◆ **EXCERPT**:
A husband so blessed in marriage, might exclaim with the lover in one of Terence's comedies, "I protest solemnly that I will never forsake her; no, not if I was sure to contract the enmity of mankind by this resolution. Her I made the object of my wishes, and have obtained her; our dispositions suit; and I will shake hands with them that would sow dissension betwixt us; for death, and only death, shall take her from me."

The eulogies of the poets in regard to this amiable trait in the female character, are sublime and beautiful; but none, I think, have surpassed in vivid fancy and depth of feeling, that of Lord Byron, in his elegant poem of the Corsair. The following passage describing the grief of Medora on the departure of Conrad, the pirate, is sketched with the pencil of a poet who was transcendently gifted with a knowledge of the inmost recesses of the human heart:—

"And is he gone,"—on sudden solitude
How oft that fearful question will intrude?
"'Twas but an instant past—and here he stood!
And now"—without the portal's porch she rush'd,
And then at length her tears in freedom gush'd;
Big, bright, and fast, unknown to her they fell.
But still her lips refus'd to send—"Farewell!"
"He's gone!"—against her heart that hand is driven,
Convuls'd and quick—then gently rais'd to heav'n;
She look'd and saw the heaving of the main:
The white sail set—she dared not look again;
But turn'd with sickening soul within the gate—
"It is no dream—and I am desolate!"

    CANTO I.
The description of Conrad's return from his piratical cruise, the agony of his mind when he finds that his lovely Medora had fallen a sacrifice to her affectionate regard for him, and his sudden departure in a boat, through despair, is equally grand and powerful, and exhibits a fine specimen of the influence of female constancy even on the mind of a man like Conrad, who, from the nature of his pursuits, was inured to the infliction of wrongs on his fellow-creatures.

The anecdote of the behaviour of Arria towards her husband, Pætus, related by Pliny, is one of the greatest instances of constancy and magnanimity of mind to be met with in history. Pætus was imprisoned, and condemned to die, for joining in a conspiracy against the Emperor, Claudius. Arria, having provided herself with a dagger, one day observed a more than usual gloom on the countenance of Pætus, when judging that death by the executioner might be more terrible to him than the field of glory, and perhaps, too, sensible that it was for her sake he wished to live, she drew the dagger from her side, and stabbed herself before his eyes. Then instantly plucking the weapon from her breast, she presented it to her husband, saying, "My Pætus, it is not painful!" Read this, ye votaries of voluptuousness. Reflect upon the fine moral lesson of conjugal virtue that is conveyed in this domestic tragedy, ye brutal contemners of female chastity, and of every virtue that emits a ray of glory around the social circle of matrimonial happiness! Take into your serious consideration this direful but noble proof of constancy, ye giddy and thoughtless worshippers at the shrine of beauty, and know, that a virtuous disposition is the brightest ornament of the female sex.

There is another instance of constancy of mind, under oppression, in Otway's tragedy of Venice Preserved, in a dialogue between Jaffier and Belvidera, where the former questions her with great tenderness of feeling in regard to her future line of conduct in the gloomy prospect of his adverse fortune. She replies to him with great animation and pathos:

"Oh, I will love thee, ev'n in madness love thee,
Tho' my distracted senses should forsake me!
Tho' the bare earth be all our resting place,
Its roots our food, some cliff our habitation,
I'll make this arm a pillow for thy head,
And as thou sighing ly'st, and swell'd with sorrow,
Creep to thy bosom, pour the balm of love
Into thy soul, and kiss thee to thy rest."

◆ **DATASET EXTRACT**:
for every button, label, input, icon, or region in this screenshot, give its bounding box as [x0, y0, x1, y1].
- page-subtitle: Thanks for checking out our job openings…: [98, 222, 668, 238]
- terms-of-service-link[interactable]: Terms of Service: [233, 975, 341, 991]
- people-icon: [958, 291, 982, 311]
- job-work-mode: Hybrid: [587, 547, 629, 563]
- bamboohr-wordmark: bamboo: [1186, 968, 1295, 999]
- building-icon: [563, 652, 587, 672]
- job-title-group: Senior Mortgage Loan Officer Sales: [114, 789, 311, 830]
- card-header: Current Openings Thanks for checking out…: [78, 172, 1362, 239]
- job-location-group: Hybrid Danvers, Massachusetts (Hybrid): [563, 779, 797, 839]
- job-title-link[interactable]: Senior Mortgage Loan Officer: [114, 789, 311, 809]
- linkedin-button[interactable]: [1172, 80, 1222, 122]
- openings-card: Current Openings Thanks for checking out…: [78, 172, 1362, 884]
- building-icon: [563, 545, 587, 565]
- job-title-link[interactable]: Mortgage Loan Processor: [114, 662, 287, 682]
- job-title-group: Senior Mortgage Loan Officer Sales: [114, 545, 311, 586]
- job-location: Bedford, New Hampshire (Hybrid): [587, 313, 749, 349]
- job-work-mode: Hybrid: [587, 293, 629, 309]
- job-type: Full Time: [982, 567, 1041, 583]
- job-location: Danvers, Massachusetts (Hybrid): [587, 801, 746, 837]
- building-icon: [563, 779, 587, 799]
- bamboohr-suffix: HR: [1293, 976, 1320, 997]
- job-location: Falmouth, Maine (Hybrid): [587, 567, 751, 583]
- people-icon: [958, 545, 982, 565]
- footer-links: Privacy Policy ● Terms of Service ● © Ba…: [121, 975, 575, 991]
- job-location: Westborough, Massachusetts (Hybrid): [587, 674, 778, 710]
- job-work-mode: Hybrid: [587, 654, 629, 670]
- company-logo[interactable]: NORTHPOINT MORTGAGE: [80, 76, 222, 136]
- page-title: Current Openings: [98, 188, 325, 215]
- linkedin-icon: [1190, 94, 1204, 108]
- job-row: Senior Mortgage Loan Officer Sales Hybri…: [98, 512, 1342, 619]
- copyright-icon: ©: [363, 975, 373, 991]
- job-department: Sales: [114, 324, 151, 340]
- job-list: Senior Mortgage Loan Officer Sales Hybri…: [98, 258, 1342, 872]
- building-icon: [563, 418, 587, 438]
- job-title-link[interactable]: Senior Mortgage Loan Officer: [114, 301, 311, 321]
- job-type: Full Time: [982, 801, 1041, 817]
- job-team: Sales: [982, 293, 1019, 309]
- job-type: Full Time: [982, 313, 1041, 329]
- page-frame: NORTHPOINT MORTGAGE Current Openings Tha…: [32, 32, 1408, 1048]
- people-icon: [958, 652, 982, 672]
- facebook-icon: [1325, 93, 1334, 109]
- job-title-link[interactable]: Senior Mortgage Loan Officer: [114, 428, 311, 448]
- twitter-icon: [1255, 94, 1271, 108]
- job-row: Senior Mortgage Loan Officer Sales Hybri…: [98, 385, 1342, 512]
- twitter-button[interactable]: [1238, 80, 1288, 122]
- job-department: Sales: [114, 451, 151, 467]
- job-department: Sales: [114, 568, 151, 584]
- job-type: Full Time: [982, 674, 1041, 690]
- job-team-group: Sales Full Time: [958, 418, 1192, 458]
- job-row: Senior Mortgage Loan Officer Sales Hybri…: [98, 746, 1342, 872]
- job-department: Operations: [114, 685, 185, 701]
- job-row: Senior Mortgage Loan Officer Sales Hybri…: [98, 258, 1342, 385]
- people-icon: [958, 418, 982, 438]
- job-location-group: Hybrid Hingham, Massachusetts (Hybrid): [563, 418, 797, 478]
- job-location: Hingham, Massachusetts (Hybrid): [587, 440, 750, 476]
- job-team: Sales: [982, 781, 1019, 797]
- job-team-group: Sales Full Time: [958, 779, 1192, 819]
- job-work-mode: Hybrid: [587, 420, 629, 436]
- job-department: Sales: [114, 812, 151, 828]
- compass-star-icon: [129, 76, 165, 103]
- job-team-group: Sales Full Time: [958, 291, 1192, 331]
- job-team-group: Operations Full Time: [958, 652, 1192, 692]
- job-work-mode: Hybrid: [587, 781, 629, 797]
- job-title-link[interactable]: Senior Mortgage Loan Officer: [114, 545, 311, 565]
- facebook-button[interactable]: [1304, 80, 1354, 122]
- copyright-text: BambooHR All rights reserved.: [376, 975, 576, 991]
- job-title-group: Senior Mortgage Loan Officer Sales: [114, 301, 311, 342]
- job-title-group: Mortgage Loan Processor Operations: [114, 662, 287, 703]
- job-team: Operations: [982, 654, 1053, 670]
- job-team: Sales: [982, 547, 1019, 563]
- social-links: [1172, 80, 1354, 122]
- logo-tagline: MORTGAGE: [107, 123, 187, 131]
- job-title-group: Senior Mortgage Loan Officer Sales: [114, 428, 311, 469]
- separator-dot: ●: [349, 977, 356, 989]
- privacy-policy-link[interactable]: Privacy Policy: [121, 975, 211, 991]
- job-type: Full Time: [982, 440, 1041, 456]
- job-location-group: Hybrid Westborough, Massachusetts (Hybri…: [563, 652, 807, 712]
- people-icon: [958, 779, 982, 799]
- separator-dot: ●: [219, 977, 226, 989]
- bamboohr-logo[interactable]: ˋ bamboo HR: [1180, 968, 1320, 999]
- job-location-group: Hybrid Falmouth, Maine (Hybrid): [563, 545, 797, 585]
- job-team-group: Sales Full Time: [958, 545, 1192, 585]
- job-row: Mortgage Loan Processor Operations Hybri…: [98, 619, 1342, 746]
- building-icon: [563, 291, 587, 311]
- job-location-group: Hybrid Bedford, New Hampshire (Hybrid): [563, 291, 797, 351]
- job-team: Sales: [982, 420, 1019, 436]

◆ **REQUIRED ACTIONS**:
1. Answer these questions from the excerpt on constancy:
(a) Which poem by Lord Byron contains the passage about Medora?
(b) Against which emperor did Pætus join a conspiracy?
(c) In Otway's tragedy, which character replies to Jaffier?
2. Return the part of the excerpt on constancy that opens with the words containing "The eulogies of" and closes with "question will intrude?", copied without any change.
Rely on the excerpt on constancy alone, not on the entries.

◆ **THE SOLUTIONS**:
1.
(a) The Corsair
(b) Claudius
(c) Belvidera

2.
The eulogies of the poets in regard to this amiable trait in the female character, are sublime and beautiful; but none, I think, have surpassed in vivid fancy and depth of feeling, that of Lord Byron, in his elegant poem of the Corsair. The following passage describing the grief of Medora on the departure of Conrad, the pirate, is sketched with the pencil of a poet who was transcendently gifted with a knowledge of the inmost recesses of the human heart:—

"And is he gone,"—on sudden solitude
How oft that fearful question will intrude?